Dataset items:
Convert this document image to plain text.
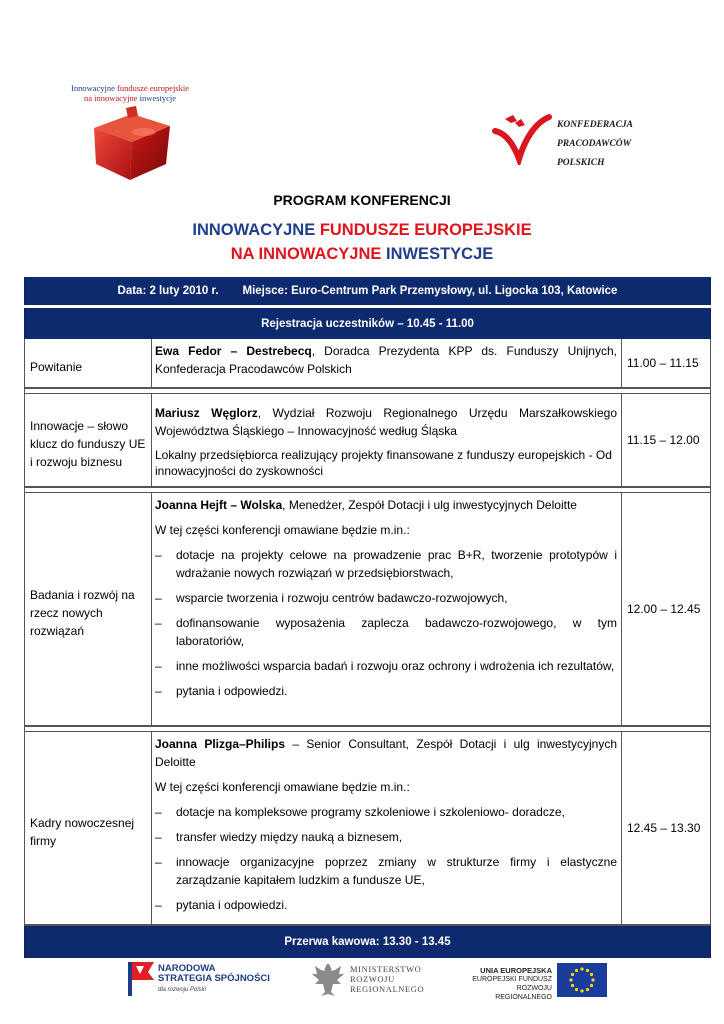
Innowacyjne fundusze europejskie
na innowacyjne inwestycje
KONFEDERACJA
PRACODAWCÓW
POLSKICH
PROGRAM KONFERENCJI
INNOWACYJNE FUNDUSZE EUROPEJSKIE
NA INNOWACYJNE INWESTYCJE
Data: 2 luty 2010 r. Miejsce: Euro-Centrum Park Przemysłowy, ul. Ligocka 103, Katowice
Rejestracja uczestników – 10.45 - 11.00
Powitanie

Ewa Fedor – Destrebecq, Doradca Prezydenta KPP ds. Funduszy Unijnych, Konfederacja Pracodawców Polskich	11.00 – 11.15
Innowacje – słowo klucz do funduszy UE i rozwoju biznesu

Mariusz Węglorz, Wydział Rozwoju Regionalnego Urzędu Marszałkowskiego Województwa Śląskiego – Innowacyjność według Śląska

Lokalny przedsiębiorca realizujący projekty finansowane z funduszy europejskich - Od innowacyjności do zyskowności

11.15 – 12.00
Badania i rozwój na rzecz nowych rozwiązań

Joanna Hejft – Wolska, Menedżer, Zespół Dotacji i ulg inwestycyjnych Deloitte

W tej części konferencji omawiane będzie m.in.:

– dotacje na projekty celowe na prowadzenie prac B+R, tworzenie prototypów i wdrażanie nowych rozwiązań w przedsiębiorstwach,
– wsparcie tworzenia i rozwoju centrów badawczo-rozwojowych,
– dofinansowanie wyposażenia zaplecza badawczo-rozwojowego, w tym laboratoriów,
– inne możliwości wsparcia badań i rozwoju oraz ochrony i wdrożenia ich rezultatów,
– pytania i odpowiedzi.
12.00 – 12.45
Kadry nowoczesnej firmy

Joanna Plizga–Philips – Senior Consultant, Zespół Dotacji i ulg inwestycyjnych Deloitte

W tej części konferencji omawiane będzie m.in.:

– dotacje na kompleksowe programy szkoleniowe i szkoleniowo- doradcze,
– transfer wiedzy między nauką a biznesem,
– innowacje organizacyjne poprzez zmiany w strukturze firmy i elastyczne zarządzanie kapitałem ludzkim a fundusze UE,
– pytania i odpowiedzi.
12.45 – 13.30
Przerwa kawowa: 13.30 - 13.45
NARODOWA
STRATEGIA SPÓJNOŚCI
dla rozwoju Polski
MINISTERSTWO
ROZWOJU
REGIONALNEGO
UNIA EUROPEJSKA
EUROPEJSKI FUNDUSZ
ROZWOJU REGIONALNEGO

▸ EXERCISE DIRECTIONS: Locate the lines above that hold the word "nowych". Show every one of them.

▸ EXERCISE SOLUTION:
Badania i rozwój na rzecz nowych rozwiązań
– dotacje na projekty celowe na prowadzenie prac B+R, tworzenie prototypów i wdrażanie nowych rozwiązań w przedsiębiorstwach,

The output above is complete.